_REQUIRED WORK_:
1. Please update the passage on AI essay grading starting with "Over the past" and going on through "the next point.", with "students" changed to "learners".
2. Format the entries, starting with the first line of the entries and going on through the line with "solution-paragraph-4: Тела, отдающие", as a Markdown table with the columns Number and Entry line. Skip blank lines.

_SUPPLIED PASSAGE_:
========================

Over the past year, I’ve also learned that to improve AI’s accuracy, LEQ and DBQ assignments should be broken down into steps. In other words:

  1. Instead of asking students to respond to an entire LEQ or DBQ at once and then having the AI score it, have students work on earning the points one at a time. Use AI to assess the attempt to earn each point before they move on to the next point.
  2. For the sourcing point, the AI should be directed to award the point only when one specific method has been properly used, with that method clearly specified upfront. The student should not be choosing from the four options; instead, they should use the method outlined at the beginning of the assignment. In my class, sure, I teach all four sourcing methods — Historical Context, Intended Audience, Purpose, and Point of View — but I instruct students to focus solely on Historical Context for their responses. By narrowing down the options and making the expectations clear, the AI is much more likely to grade their attempts accurately.
  3. When it comes to the complexity point, if the AI is directed to award the point only when the student uses a specific method, it becomes much more accurate. In my class, I teach all possible strategies, but I make it clear that I will only award the point if students use my “tack-it-on” approach. This involves adding a standalone paragraph at the end of their essay that presents a counterargument, nuance, or additional insight. By focusing the AI on a single, clear strategy, like the “tack-it-on” approach, AI is far more likely to assess the student’s attempt accurately.

To summarize, AI’s accuracy appears to vary by FRQ type: it works very well with SAQs, performs fairly well with LEQs, and finds DBQs the most challenging, particularly with sourcing and complexity points. To improve AI grading, break LEQ and DBQ assignments into smaller steps. Have students earn points one at a time, using AI to assess each attempt before moving on. For sourcing, specify a method upfront — such as focusing on Historical Context — to guide the AI’s evaluation. For the complexity point, using a clear strategy like the “tack-it-on” method, where students add a standalone paragraph with a counterargument or nuance, improves AI’s grading accuracy. By simplifying tasks and setting clear expectations, AI can become a more reliable grader.

========================

_EXERCISE INPUT_:

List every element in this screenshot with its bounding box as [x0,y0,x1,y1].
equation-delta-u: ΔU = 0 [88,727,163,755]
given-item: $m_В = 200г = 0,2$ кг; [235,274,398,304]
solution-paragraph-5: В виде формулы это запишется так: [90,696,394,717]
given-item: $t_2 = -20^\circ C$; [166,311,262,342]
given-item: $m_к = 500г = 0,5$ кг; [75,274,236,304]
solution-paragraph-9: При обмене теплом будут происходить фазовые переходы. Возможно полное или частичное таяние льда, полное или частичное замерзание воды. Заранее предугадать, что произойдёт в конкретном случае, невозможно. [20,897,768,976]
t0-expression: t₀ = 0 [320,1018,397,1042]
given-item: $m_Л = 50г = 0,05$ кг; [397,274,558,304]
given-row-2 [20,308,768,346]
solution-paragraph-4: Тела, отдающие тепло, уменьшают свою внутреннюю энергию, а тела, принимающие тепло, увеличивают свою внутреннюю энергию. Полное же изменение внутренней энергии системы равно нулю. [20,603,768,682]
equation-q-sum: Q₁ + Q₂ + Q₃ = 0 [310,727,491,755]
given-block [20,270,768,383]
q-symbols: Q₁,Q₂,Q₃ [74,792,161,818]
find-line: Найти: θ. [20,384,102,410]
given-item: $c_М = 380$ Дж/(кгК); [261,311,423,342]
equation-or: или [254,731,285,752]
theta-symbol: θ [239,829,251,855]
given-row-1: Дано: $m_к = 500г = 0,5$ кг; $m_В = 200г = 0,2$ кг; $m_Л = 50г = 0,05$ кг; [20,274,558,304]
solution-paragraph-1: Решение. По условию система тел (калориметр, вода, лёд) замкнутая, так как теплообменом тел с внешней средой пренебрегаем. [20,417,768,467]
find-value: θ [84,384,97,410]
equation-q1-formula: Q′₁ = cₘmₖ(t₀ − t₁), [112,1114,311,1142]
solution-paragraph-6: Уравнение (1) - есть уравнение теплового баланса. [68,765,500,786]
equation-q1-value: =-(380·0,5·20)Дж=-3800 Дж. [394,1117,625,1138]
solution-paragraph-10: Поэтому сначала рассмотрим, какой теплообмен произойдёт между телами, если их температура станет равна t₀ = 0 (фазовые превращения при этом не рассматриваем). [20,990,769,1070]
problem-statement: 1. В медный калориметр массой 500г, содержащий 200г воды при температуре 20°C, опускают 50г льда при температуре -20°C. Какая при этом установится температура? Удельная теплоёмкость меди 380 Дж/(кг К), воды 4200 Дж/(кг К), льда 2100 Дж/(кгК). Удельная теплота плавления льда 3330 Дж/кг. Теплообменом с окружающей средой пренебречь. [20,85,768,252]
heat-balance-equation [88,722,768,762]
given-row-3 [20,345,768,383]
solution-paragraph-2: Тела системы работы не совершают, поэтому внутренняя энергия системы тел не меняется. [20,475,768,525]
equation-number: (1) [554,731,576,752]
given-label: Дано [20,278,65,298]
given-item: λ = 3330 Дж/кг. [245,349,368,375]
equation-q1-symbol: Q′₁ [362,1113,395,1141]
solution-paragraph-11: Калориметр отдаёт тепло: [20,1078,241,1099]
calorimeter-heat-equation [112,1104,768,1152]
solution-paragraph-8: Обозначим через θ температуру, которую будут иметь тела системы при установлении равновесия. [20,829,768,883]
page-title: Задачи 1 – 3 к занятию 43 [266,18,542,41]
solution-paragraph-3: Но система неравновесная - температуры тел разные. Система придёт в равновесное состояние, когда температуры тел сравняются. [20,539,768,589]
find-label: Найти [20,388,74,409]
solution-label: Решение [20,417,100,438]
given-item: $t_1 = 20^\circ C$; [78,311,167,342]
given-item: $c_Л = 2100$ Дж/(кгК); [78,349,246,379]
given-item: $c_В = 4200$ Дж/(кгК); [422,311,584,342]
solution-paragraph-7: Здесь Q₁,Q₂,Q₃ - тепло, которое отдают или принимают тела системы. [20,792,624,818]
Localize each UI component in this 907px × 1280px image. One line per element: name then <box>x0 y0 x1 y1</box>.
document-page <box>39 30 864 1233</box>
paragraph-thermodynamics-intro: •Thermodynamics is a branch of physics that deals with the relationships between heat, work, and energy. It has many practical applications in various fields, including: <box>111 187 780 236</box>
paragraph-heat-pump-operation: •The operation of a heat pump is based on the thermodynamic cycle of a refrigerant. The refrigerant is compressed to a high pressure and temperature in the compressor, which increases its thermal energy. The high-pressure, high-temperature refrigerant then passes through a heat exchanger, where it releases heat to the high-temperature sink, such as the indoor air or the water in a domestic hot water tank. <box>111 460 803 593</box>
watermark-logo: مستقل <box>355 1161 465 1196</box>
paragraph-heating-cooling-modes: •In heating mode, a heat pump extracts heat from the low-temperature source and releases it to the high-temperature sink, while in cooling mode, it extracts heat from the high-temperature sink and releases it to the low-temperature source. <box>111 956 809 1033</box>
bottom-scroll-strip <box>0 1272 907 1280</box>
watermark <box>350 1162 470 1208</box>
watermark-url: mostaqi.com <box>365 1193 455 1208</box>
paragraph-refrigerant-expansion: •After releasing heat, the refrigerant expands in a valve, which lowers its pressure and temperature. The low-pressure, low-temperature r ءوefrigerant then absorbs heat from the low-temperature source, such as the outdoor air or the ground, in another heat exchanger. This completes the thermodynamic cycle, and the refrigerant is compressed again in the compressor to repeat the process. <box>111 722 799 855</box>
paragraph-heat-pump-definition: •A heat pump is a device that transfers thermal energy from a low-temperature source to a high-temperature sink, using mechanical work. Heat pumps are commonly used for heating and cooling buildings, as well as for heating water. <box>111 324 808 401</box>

========================

_PER-TASK OUTPUTS_:
1.
Over the past year, I’ve also learned that to improve AI’s accuracy, LEQ and DBQ assignments should be broken down into steps. In other words:

  1. Instead of asking learners to respond to an entire LEQ or DBQ at once and then having the AI score it, have learners work on earning the points one at a time. Use AI to assess the attempt to earn each point before they move on to the next point.

2.
| Number | Entry line |
|---|---|
| 1 | List every element in this screenshot with its bounding box as [x0,y0,x1,y1]. |
| 2 | equation-delta-u: ΔU = 0 [88,727,163,755] |
| 3 | given-item: $m_В = 200г = 0,2$ кг; [235,274,398,304] |
| 4 | solution-paragraph-5: В виде формулы это запишется так: [90,696,394,717] |
| 5 | given-item: $t_2 = -20^\circ C$; [166,311,262,342] |
| 6 | given-item: $m_к = 500г = 0,5$ кг; [75,274,236,304] |
| 7 | solution-paragraph-9: При обмене теплом будут происходить фазовые переходы. Возможно полное или частичное таяние льда, полное или частичное замерзание воды. Заранее предугадать, что произойдёт в конкретном случае, невозможно. [20,897,768,976] |
| 8 | t0-expression: t₀ = 0 [320,1018,397,1042] |
| 9 | given-item: $m_Л = 50г = 0,05$ кг; [397,274,558,304] |
| 10 | given-row-2 [20,308,768,346] |
| 11 | solution-paragraph-4: Тела, отдающие тепло, уменьшают свою внутреннюю энергию, а тела, принимающие тепло, увеличивают свою внутреннюю энергию. Полное же изменение внутренней энергии системы равно нулю. [20,603,768,682] |